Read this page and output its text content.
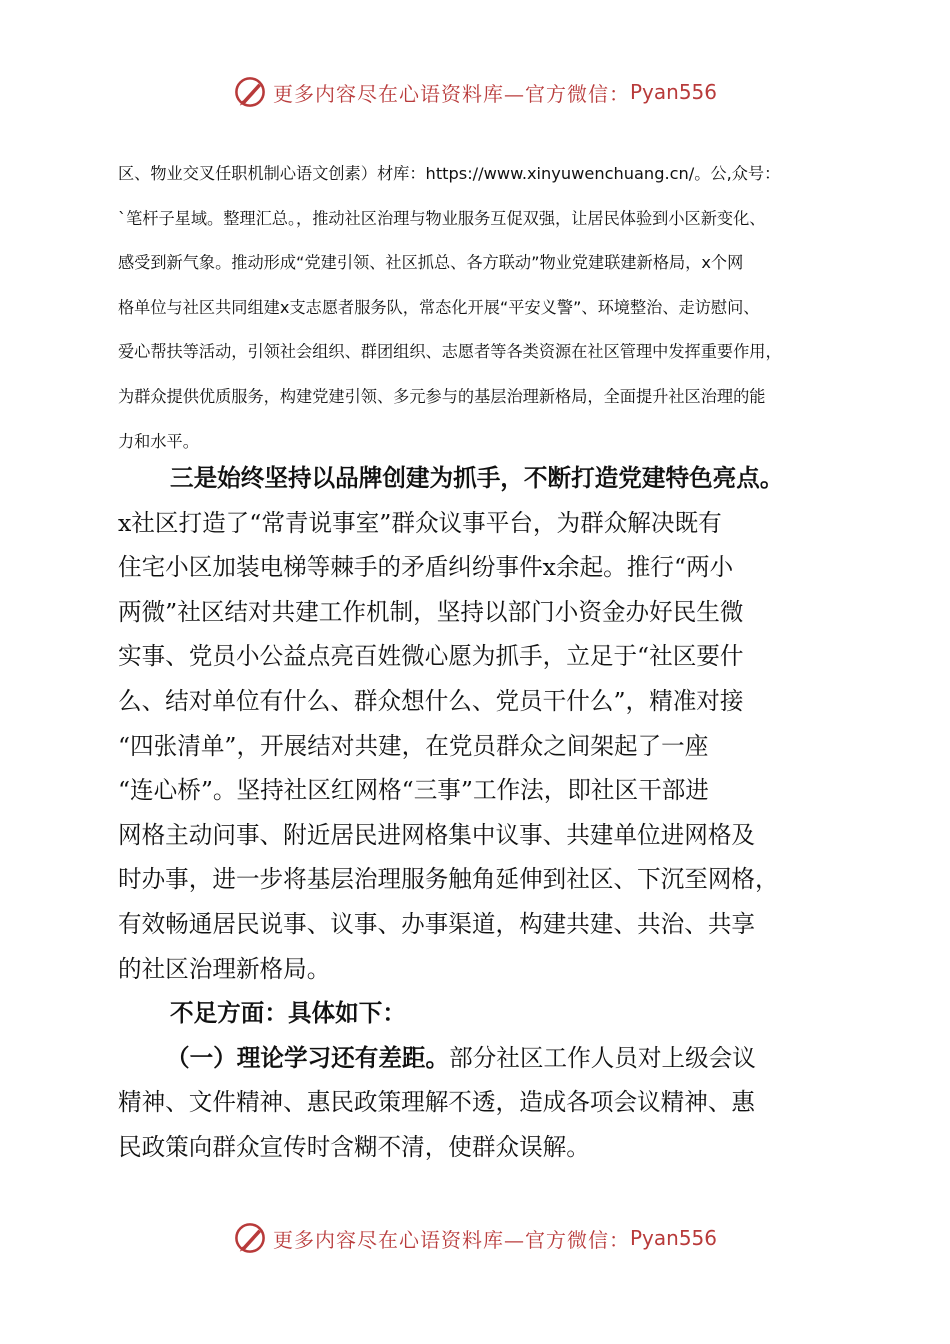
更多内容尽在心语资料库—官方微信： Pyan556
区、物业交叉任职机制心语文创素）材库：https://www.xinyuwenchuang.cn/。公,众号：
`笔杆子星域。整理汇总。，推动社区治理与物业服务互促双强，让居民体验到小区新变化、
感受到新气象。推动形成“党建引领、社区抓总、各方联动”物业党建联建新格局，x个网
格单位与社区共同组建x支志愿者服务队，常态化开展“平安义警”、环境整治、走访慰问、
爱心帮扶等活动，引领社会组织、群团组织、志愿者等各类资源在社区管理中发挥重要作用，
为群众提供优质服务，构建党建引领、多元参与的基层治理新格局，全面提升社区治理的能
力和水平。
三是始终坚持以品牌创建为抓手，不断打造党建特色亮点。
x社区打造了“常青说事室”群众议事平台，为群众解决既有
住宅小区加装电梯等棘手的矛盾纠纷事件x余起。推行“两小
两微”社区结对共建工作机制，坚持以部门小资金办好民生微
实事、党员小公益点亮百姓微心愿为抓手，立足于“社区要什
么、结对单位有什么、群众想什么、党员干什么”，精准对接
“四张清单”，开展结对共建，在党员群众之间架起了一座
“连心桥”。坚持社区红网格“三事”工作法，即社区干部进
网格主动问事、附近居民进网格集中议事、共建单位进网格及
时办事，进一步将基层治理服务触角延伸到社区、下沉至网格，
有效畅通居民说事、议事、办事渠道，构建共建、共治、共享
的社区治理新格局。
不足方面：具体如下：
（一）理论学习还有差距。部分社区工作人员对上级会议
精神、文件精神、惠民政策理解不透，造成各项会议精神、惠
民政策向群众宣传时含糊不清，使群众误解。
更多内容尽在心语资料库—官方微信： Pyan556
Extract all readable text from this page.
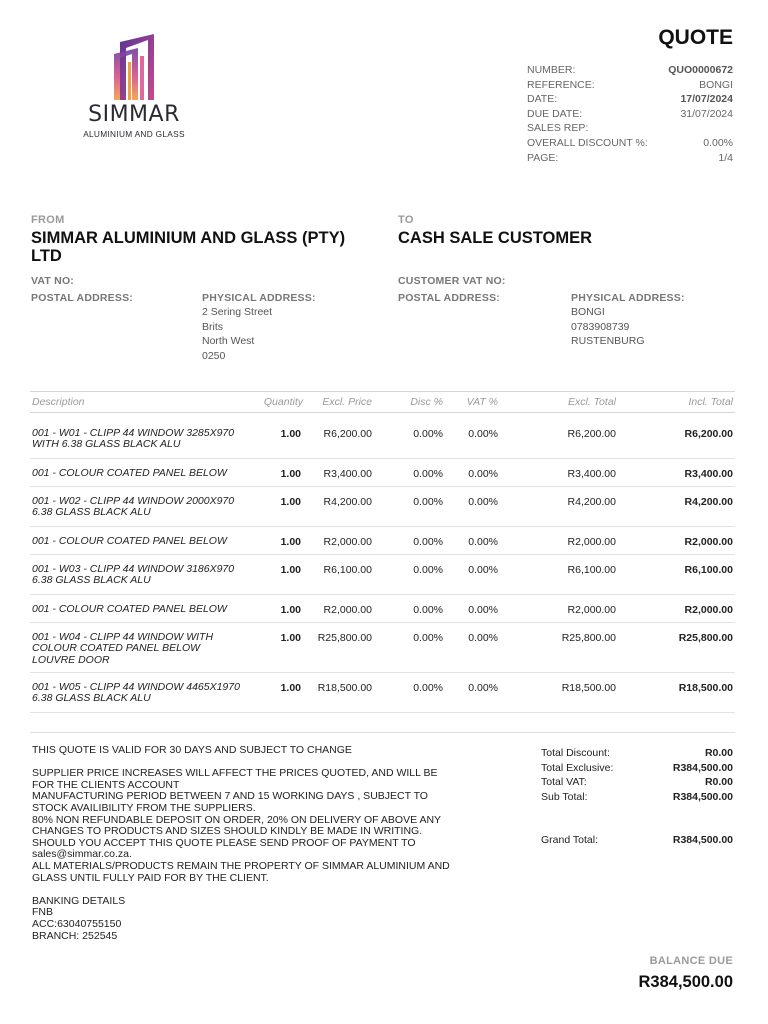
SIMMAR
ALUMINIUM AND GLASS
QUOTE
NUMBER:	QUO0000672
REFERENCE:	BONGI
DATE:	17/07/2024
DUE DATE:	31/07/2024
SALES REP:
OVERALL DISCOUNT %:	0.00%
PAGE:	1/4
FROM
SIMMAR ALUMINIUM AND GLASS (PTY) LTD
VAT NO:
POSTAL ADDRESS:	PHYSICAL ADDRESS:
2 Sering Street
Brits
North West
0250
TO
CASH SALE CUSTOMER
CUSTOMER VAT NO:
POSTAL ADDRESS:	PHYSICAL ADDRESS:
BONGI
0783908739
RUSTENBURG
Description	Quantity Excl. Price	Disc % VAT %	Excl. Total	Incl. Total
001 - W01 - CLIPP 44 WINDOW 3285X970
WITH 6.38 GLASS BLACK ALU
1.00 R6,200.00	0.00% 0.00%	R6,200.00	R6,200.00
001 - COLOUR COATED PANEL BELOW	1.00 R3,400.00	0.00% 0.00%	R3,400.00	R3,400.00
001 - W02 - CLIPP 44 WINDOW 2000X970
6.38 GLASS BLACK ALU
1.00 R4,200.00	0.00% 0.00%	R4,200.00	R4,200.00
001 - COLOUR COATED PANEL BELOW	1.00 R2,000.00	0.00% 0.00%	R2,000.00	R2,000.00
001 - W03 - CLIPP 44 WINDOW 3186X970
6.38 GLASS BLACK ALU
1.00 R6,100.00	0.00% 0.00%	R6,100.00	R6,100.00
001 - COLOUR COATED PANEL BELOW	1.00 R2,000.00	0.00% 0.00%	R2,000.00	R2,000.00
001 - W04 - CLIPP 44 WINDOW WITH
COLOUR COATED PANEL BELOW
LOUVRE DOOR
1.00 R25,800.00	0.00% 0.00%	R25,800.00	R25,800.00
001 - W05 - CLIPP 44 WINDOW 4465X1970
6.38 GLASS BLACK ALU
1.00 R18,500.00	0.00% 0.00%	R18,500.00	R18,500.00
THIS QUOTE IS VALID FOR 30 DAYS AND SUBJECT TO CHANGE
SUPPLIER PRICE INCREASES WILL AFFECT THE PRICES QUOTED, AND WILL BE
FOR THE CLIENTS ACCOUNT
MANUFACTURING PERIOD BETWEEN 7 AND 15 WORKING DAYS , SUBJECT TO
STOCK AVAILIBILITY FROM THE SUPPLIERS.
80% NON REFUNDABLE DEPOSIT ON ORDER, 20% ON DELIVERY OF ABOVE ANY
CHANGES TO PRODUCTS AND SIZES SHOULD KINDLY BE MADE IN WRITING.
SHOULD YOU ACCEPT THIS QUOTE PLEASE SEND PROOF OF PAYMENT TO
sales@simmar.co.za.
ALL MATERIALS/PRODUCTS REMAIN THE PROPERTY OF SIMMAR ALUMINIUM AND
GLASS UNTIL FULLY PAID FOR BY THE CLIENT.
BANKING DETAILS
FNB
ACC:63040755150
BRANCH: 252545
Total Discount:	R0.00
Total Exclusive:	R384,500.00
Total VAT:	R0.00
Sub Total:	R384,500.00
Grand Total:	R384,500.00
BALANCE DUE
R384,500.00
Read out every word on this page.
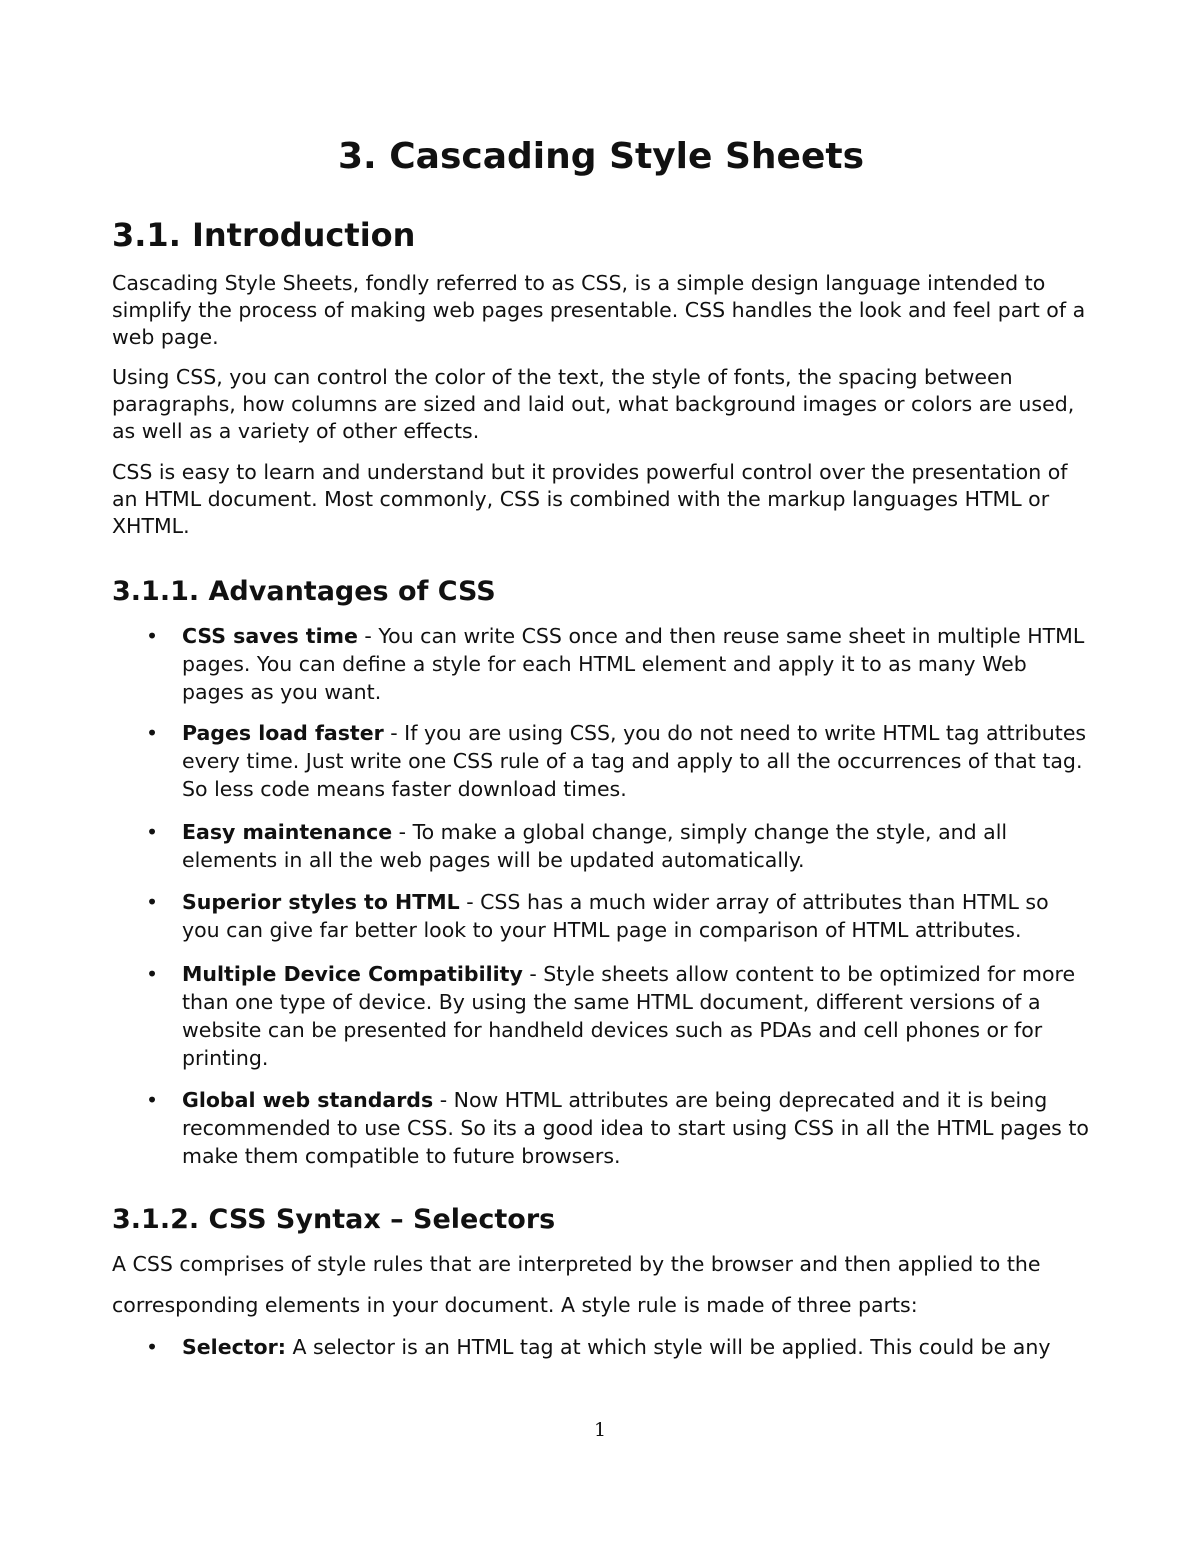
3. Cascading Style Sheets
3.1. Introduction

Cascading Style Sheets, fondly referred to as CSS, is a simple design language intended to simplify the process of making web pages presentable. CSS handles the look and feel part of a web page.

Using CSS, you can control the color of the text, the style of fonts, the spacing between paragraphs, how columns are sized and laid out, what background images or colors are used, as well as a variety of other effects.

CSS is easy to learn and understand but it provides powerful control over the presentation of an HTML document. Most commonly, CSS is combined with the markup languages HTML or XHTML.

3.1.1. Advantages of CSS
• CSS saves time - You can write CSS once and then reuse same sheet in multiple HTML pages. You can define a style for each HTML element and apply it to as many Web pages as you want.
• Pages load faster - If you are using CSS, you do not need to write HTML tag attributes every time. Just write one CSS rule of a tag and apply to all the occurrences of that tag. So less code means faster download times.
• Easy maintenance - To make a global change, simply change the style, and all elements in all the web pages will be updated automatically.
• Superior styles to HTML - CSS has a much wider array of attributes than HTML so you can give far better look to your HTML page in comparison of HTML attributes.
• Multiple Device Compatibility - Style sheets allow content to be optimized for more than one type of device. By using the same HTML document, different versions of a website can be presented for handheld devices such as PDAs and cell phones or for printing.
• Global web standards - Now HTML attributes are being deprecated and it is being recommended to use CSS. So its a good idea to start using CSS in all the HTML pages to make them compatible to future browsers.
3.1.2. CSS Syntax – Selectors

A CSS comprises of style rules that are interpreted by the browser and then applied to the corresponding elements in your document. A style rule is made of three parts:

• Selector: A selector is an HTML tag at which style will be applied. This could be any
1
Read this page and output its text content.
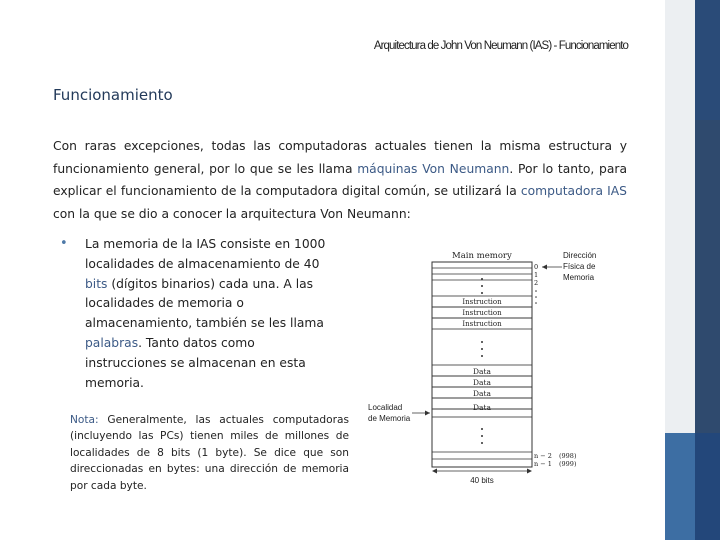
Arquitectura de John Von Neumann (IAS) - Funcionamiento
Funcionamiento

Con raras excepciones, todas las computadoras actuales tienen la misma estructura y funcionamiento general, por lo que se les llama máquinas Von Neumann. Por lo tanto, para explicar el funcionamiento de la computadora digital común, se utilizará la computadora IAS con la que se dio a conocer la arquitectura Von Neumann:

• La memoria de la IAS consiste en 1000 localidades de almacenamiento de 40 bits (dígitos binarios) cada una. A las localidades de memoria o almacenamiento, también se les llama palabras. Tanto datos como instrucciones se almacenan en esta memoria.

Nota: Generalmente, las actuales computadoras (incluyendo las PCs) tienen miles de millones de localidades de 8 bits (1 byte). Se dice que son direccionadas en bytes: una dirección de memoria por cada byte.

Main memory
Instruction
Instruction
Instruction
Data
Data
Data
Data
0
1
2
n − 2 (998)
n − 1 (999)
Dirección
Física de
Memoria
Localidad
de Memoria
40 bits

· · ·

Directions:
Sift the material for lines with the string "COATED". Copy each one found.

The result:
001 - COLOUR COATED PANEL BELOW	1.00 R3,400.00	0.00% 0.00%	R3,400.00	R3,400.00
001 - COLOUR COATED PANEL BELOW	1.00 R2,000.00	0.00% 0.00%	R2,000.00	R2,000.00
001 - COLOUR COATED PANEL BELOW	1.00 R2,000.00	0.00% 0.00%	R2,000.00	R2,000.00
COLOUR COATED PANEL BELOW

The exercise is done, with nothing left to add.